BRANO DI RIFERIMENTO:
Mill ritiene che la libertà dell'individuo debba avere un limite, in altre parole,
l'individuo non deve creare fastidi agli altri.
L'unanimità non è auspicabile e così utile che vi siano differenze d'opinione e
differenti esperimenti di vita. Il libero sviluppo dell'individualità è uno degli elementi
fondamentali del bene
comune anche se il valore intrinseco della individualità è male riconosciuto.
“La difficoltà maggiore che si incontra
nell'affermazione di questo principio non risiede nella determinazione dei mezzi
necessari per raggiungere un fine riconosciuto, ma nell'indifferenza generale nei
confronti del fine stesso.
Se la gente si rendesse conto che il libero sviluppo
dell'individualità è uno degli elementi fondamentali del bene comune; che non solo
è
connesso a tutto ciò che viene designato da termini come civiltà, istruzione,
educazione, cultura, ma è di per se stesso parte e condizione necessaria di tutte
queste
cose, non vi sarebbe il pericolo che la libertà venisse sottovalutata, e la definizione
dei confini tra essa e il controllo sociale non presenterebbe enormi difficoltà.”
Decisiva risulta la dottrina di Von Humboldt.

CONSEGNA 1: Nel brano su Mill, quali termini sono indicati, all'interno della citazione, come quelli a cui è connesso il libero sviluppo dell'individualità? Elencali tutti.

MATERIALE FORNITO:
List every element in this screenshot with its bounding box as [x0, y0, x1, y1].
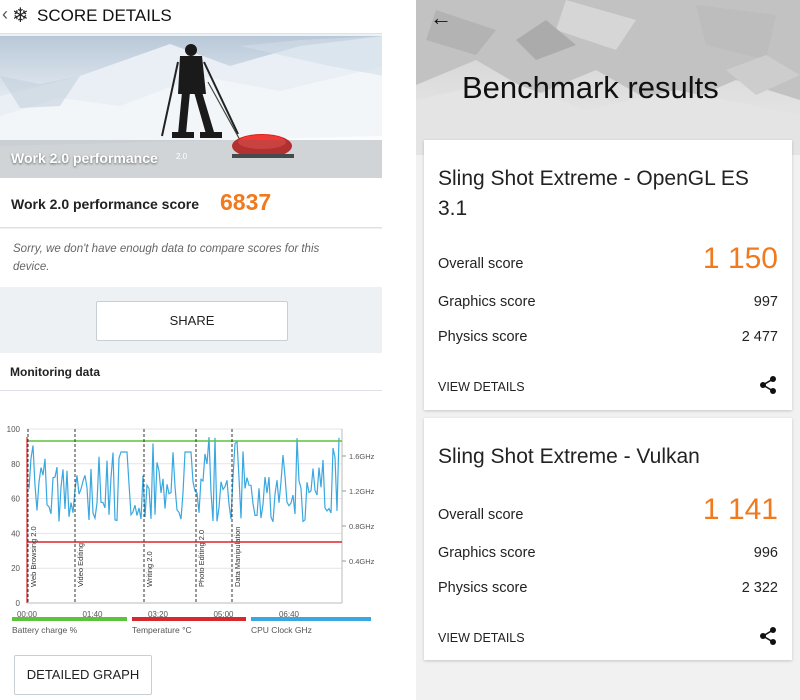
section-label: Web Browsing 2.0 [29, 526, 38, 587]
result-card-opengl: Sling Shot Extreme - OpenGL ES 3.1 Overa… [424, 140, 792, 410]
y-left-tick: 80 [11, 460, 20, 469]
graphics-score-label: Graphics score [438, 294, 536, 310]
section-label: Data Manipulation [233, 527, 242, 587]
y-left-tick: 100 [7, 425, 21, 434]
monitoring-title: Monitoring data [10, 365, 100, 379]
overall-score-label: Overall score [438, 256, 524, 272]
y-left-tick: 40 [11, 529, 20, 538]
detailed-graph-button[interactable]: DETAILED GRAPH [14, 655, 152, 695]
score-row: Work 2.0 performance score 6837 [0, 178, 382, 228]
legend-cpu-label: CPU Clock GHz [251, 625, 312, 635]
hero-version: 2.0 [176, 152, 188, 161]
graphics-score-value: 996 [753, 545, 778, 561]
legend-temperature: Temperature °C [132, 617, 246, 637]
physics-score-value: 2 477 [741, 329, 778, 345]
graphics-score-label: Graphics score [438, 545, 536, 561]
section-label: Video Editing [76, 543, 85, 587]
notice-text: Sorry, we don't have enough data to comp… [13, 243, 320, 273]
legend-battery: Battery charge % [12, 617, 127, 637]
legend-cpu: CPU Clock GHz [251, 617, 371, 637]
share-icon[interactable] [758, 375, 778, 395]
score-label: Work 2.0 performance score [11, 196, 200, 212]
benchmark-results-screen: ← Benchmark results Sling Shot Extreme -… [416, 0, 800, 700]
graphics-score-row: Graphics score 996 [438, 545, 778, 567]
share-button[interactable]: SHARE [96, 301, 288, 341]
physics-score-label: Physics score [438, 580, 528, 596]
graphics-score-value: 997 [753, 294, 778, 310]
monitoring-header: Monitoring data [0, 353, 382, 391]
result-card-vulkan: Sling Shot Extreme - Vulkan Overall scor… [424, 418, 792, 660]
header-background: ← Benchmark results [416, 0, 800, 155]
view-details-link[interactable]: VIEW DETAILS [438, 380, 525, 394]
chevron-left-icon[interactable]: ‹ [2, 4, 8, 25]
graphics-score-row: Graphics score 997 [438, 294, 778, 316]
page-title: SCORE DETAILS [37, 6, 172, 25]
share-section: SHARE [0, 288, 382, 350]
snowflake-icon: ❄ [12, 5, 29, 27]
overall-score-row: Overall score 1 141 [438, 493, 778, 529]
screenshot-composite: ‹ ❄ SCORE DETAILS Work 2.0 performance 2… [0, 0, 800, 700]
legend-battery-swatch [12, 617, 127, 621]
monitoring-graph: 100806040200 1.6GHz1.2GHz0.8GHz0.4GHz 00… [7, 425, 375, 619]
view-details-link[interactable]: VIEW DETAILS [438, 631, 525, 645]
section-label: Photo Editing 2.0 [197, 530, 206, 587]
y-left-tick: 20 [11, 564, 20, 573]
y-right-tick: 1.2GHz [349, 487, 375, 496]
card-title: Sling Shot Extreme - OpenGL ES 3.1 [438, 167, 749, 220]
card-title: Sling Shot Extreme - Vulkan [438, 445, 700, 468]
graph-legend: Battery charge % Temperature °C CPU Cloc… [0, 617, 382, 637]
legend-cpu-swatch [251, 617, 371, 621]
comparison-notice: Sorry, we don't have enough data to comp… [0, 229, 382, 287]
overall-score-label: Overall score [438, 507, 524, 523]
y-right-tick: 1.6GHz [349, 452, 375, 461]
hero-image: Work 2.0 performance 2.0 [0, 36, 382, 178]
score-details-screen: ‹ ❄ SCORE DETAILS Work 2.0 performance 2… [0, 0, 384, 700]
y-right-tick: 0.4GHz [349, 557, 375, 566]
arrow-left-icon[interactable]: ← [430, 5, 452, 31]
overall-score-row: Overall score 1 150 [438, 242, 778, 278]
top-bar: ‹ ❄ SCORE DETAILS [0, 0, 382, 34]
y-left-tick: 60 [11, 495, 20, 504]
y-left-tick: 0 [16, 599, 21, 608]
overall-score-value: 1 150 [702, 242, 778, 275]
physics-score-row: Physics score 2 477 [438, 329, 778, 351]
legend-temperature-label: Temperature °C [132, 625, 192, 635]
page-title: Benchmark results [462, 70, 719, 105]
legend-battery-label: Battery charge % [12, 625, 78, 635]
physics-score-row: Physics score 2 322 [438, 580, 778, 602]
monitoring-panel: Monitoring data 100 80 60 40 20 0 1.6GHz 1.2GH… [0, 353, 382, 700]
overall-score-value: 1 141 [702, 493, 778, 526]
legend-temperature-swatch [132, 617, 246, 621]
physics-score-label: Physics score [438, 329, 528, 345]
section-label: Writing 2.0 [145, 551, 154, 587]
score-value: 6837 [220, 189, 272, 215]
y-right-tick: 0.8GHz [349, 522, 375, 531]
physics-score-value: 2 322 [741, 580, 778, 596]
share-icon[interactable] [758, 626, 778, 646]
hero-label: Work 2.0 performance [11, 150, 158, 166]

CONSEGNA 2: Restituisci senza modifiche le righe dei record comprese tra quella che contiene "section-label: Web Browsing" e quella che contiene "hero-version: 2.0 [176, 152, 188, 161]", entrambe incluse.

RISULTATO 1: civiltà, istruzione, educazione, cultura

RISULTATO 2:
section-label: Web Browsing 2.0 [29, 526, 38, 587]
result-card-opengl: Sling Shot Extreme - OpenGL ES 3.1 Overa… [424, 140, 792, 410]
y-left-tick: 80 [11, 460, 20, 469]
graphics-score-label: Graphics score [438, 294, 536, 310]
section-label: Data Manipulation [233, 527, 242, 587]
y-left-tick: 100 [7, 425, 21, 434]
monitoring-title: Monitoring data [10, 365, 100, 379]
overall-score-label: Overall score [438, 256, 524, 272]
y-left-tick: 40 [11, 529, 20, 538]
detailed-graph-button[interactable]: DETAILED GRAPH [14, 655, 152, 695]
score-row: Work 2.0 performance score 6837 [0, 178, 382, 228]
legend-cpu-label: CPU Clock GHz [251, 625, 312, 635]
hero-version: 2.0 [176, 152, 188, 161]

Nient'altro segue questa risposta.